What is needed.
Gather every line holding the string "name".

-=-=-=-=-

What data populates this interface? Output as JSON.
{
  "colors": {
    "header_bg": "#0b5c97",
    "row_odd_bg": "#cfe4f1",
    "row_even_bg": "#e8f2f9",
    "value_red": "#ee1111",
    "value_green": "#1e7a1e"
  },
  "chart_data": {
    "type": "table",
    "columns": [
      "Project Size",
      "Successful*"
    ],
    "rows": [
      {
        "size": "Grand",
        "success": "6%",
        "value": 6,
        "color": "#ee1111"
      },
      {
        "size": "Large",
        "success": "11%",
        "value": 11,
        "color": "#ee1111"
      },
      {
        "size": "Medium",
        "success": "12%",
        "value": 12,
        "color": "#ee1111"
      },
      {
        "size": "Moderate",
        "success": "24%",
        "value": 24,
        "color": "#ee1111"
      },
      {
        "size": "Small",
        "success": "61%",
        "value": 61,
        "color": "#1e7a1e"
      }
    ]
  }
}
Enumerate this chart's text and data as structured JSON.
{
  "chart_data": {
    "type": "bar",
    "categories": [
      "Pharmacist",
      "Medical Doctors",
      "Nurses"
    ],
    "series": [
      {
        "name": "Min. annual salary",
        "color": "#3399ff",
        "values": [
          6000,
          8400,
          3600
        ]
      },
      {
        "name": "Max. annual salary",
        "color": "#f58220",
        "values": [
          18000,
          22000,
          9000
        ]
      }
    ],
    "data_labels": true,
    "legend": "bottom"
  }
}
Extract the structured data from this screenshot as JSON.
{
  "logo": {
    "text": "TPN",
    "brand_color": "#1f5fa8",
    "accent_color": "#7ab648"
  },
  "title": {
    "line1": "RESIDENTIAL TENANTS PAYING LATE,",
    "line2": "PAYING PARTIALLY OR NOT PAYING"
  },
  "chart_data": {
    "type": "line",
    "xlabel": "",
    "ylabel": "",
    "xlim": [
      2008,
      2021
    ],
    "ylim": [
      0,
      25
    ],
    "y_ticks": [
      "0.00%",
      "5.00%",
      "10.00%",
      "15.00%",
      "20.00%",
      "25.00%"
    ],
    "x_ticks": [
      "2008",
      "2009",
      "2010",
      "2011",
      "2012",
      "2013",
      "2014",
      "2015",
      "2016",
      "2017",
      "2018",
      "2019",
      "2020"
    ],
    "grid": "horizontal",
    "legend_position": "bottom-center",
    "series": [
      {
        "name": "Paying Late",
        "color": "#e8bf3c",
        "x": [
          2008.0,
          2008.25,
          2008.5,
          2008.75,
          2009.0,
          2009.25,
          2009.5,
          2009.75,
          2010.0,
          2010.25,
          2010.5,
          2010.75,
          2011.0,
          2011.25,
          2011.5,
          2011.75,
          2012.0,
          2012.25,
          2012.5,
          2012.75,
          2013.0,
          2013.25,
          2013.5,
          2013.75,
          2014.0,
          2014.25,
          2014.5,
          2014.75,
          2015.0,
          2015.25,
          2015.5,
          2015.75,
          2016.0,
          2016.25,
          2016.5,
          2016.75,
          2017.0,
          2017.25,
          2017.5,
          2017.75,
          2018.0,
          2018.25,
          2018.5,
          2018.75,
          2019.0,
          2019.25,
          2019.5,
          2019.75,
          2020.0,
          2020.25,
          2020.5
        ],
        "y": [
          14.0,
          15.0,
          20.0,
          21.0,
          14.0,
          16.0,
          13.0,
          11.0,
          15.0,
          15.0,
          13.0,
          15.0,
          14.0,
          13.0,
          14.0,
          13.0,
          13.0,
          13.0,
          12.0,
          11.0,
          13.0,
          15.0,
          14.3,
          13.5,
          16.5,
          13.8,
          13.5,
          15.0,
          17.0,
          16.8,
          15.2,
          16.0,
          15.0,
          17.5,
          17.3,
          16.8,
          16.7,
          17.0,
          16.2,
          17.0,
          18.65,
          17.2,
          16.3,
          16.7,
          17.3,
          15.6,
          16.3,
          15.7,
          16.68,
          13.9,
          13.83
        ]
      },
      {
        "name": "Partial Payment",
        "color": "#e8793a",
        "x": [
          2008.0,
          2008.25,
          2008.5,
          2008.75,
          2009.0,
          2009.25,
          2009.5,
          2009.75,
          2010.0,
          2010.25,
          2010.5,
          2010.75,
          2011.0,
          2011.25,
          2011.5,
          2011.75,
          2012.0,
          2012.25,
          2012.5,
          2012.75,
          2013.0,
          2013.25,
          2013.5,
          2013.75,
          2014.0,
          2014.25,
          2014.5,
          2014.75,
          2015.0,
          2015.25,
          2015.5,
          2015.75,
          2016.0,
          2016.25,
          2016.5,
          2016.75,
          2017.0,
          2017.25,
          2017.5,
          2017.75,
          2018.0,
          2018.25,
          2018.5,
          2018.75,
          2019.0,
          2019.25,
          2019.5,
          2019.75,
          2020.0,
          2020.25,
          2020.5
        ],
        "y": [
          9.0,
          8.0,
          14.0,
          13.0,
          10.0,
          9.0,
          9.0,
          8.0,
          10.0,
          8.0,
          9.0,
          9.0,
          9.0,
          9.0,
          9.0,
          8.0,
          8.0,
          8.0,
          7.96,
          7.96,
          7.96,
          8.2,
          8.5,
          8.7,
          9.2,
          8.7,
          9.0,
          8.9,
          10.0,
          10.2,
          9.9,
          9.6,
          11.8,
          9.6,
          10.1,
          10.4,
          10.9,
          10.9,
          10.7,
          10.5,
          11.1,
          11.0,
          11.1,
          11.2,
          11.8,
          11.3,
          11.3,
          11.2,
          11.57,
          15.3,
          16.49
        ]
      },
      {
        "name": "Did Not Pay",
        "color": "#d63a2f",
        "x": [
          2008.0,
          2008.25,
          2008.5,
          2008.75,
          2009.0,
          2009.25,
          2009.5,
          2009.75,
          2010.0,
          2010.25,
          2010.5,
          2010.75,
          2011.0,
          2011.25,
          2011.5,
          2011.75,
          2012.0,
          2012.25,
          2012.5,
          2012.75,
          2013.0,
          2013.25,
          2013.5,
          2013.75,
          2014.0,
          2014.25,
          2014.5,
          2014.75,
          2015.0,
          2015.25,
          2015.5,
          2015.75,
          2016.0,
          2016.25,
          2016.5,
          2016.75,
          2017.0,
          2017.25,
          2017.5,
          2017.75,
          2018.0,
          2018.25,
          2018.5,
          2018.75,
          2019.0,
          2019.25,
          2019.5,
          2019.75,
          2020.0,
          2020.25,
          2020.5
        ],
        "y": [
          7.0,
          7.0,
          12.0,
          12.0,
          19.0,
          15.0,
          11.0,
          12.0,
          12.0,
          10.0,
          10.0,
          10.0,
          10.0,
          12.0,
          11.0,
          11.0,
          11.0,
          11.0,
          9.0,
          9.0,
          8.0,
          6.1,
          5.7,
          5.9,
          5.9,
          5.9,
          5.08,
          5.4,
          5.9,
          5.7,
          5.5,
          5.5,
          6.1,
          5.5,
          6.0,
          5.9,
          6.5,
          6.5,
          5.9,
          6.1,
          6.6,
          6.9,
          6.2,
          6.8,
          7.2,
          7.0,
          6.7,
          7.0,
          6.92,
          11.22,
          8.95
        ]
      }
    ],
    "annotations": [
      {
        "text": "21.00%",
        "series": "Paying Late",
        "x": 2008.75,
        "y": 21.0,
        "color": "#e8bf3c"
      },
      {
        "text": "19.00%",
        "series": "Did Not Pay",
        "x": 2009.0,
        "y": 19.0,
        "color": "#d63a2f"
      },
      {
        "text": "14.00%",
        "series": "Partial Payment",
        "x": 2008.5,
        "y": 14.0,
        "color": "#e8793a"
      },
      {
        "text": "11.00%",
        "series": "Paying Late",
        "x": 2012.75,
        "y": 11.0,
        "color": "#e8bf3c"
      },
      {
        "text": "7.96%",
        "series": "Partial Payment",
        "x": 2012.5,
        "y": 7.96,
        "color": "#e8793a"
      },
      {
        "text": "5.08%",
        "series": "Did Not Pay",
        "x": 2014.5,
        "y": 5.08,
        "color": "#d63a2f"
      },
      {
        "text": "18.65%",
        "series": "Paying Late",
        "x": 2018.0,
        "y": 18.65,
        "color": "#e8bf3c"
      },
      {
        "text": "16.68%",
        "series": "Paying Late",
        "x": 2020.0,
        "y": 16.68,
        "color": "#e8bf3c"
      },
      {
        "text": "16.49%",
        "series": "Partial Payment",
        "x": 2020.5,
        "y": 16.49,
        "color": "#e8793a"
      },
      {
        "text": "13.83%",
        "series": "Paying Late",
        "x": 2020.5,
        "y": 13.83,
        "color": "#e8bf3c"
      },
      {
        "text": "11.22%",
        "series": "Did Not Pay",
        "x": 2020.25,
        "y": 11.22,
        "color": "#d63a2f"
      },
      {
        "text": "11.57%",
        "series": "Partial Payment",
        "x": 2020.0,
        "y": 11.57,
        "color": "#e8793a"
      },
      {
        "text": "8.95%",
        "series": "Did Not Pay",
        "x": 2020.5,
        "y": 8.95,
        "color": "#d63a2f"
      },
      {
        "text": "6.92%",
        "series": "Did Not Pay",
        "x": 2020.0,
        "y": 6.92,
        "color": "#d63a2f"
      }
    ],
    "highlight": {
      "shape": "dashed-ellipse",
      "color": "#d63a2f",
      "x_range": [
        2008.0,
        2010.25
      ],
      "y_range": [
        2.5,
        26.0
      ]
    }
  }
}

-=-=-=-=-

Right answer.
        "name": "Min. annual salary",
        "name": "Max. annual salary",
        "name": "Paying Late",
        "name": "Partial Payment",
        "name": "Did Not Pay",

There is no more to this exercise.